REQUEST -
Word for word, repeat the entries, minus the pictures.
===== DATA FOR THIS TASK
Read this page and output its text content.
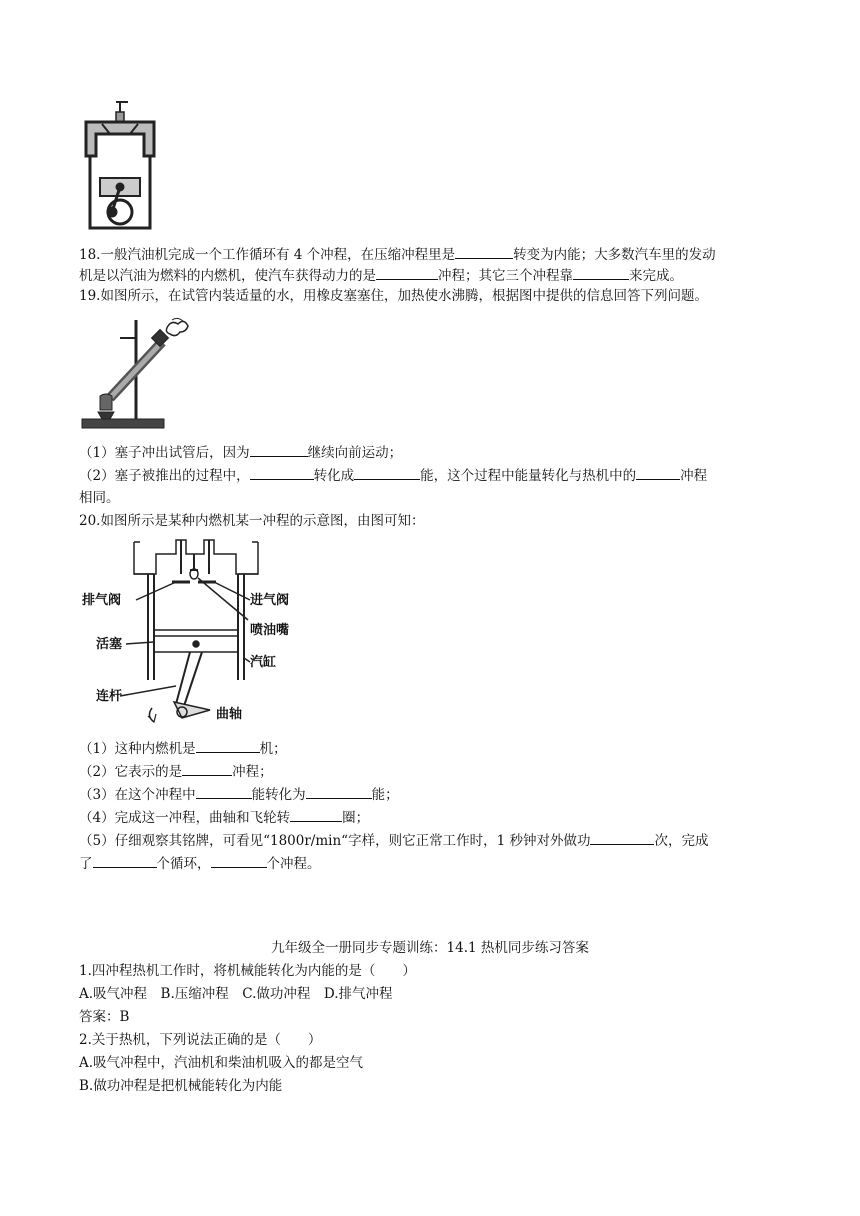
18.一般汽油机完成一个工作循环有 4 个冲程，在压缩冲程里是	转变为内能；大多数汽车里的发动
机是以汽油为燃料的内燃机，使汽车获得动力的是	冲程；其它三个冲程靠	来完成。
19.如图所示，在试管内装适量的水，用橡皮塞塞住，加热使水沸腾，根据图中提供的信息回答下列问题。
（1）塞子冲出试管后，因为	继续向前运动；
（2）塞子被推出的过程中，	转化成	能，这个过程中能量转化与热机中的	冲程
相同。
20.如图所示是某种内燃机某一冲程的示意图，由图可知：
排气阀	进气阀
喷油嘴
活塞
汽缸
连杆
曲轴
（1）这种内燃机是	机；
（2）它表示的是	冲程；
（3）在这个冲程中	能转化为	能；
（4）完成这一冲程，曲轴和飞轮转	圈；
（5）仔细观察其铭牌，可看见“1800r/min“字样，则它正常工作时，1 秒钟对外做功	次，完成
了	个循环，	个冲程。
九年级全一册同步专题训练：14.1 热机同步练习答案
1.四冲程热机工作时，将机械能转化为内能的是（　　）
A.吸气冲程　B.压缩冲程　C.做功冲程　D.排气冲程
答案：B
2.关于热机，下列说法正确的是（　　）
A.吸气冲程中，汽油机和柴油机吸入的都是空气
B.做功冲程是把机械能转化为内能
==========
EXERCISE SOLUTION -
Read this page and output its text content.
18.一般汽油机完成一个工作循环有 4 个冲程，在压缩冲程里是	转变为内能；大多数汽车里的发动
机是以汽油为燃料的内燃机，使汽车获得动力的是	冲程；其它三个冲程靠	来完成。
19.如图所示，在试管内装适量的水，用橡皮塞塞住，加热使水沸腾，根据图中提供的信息回答下列问题。
（1）塞子冲出试管后，因为	继续向前运动；
（2）塞子被推出的过程中，	转化成	能，这个过程中能量转化与热机中的	冲程
相同。
20.如图所示是某种内燃机某一冲程的示意图，由图可知：
排气阀	进气阀
喷油嘴
活塞
汽缸
连杆
曲轴
（1）这种内燃机是	机；
（2）它表示的是	冲程；
（3）在这个冲程中	能转化为	能；
（4）完成这一冲程，曲轴和飞轮转	圈；
（5）仔细观察其铭牌，可看见“1800r/min“字样，则它正常工作时，1 秒钟对外做功	次，完成
了	个循环，	个冲程。
九年级全一册同步专题训练：14.1 热机同步练习答案
1.四冲程热机工作时，将机械能转化为内能的是（　　）
A.吸气冲程　B.压缩冲程　C.做功冲程　D.排气冲程
答案：B
2.关于热机，下列说法正确的是（　　）
A.吸气冲程中，汽油机和柴油机吸入的都是空气
B.做功冲程是把机械能转化为内能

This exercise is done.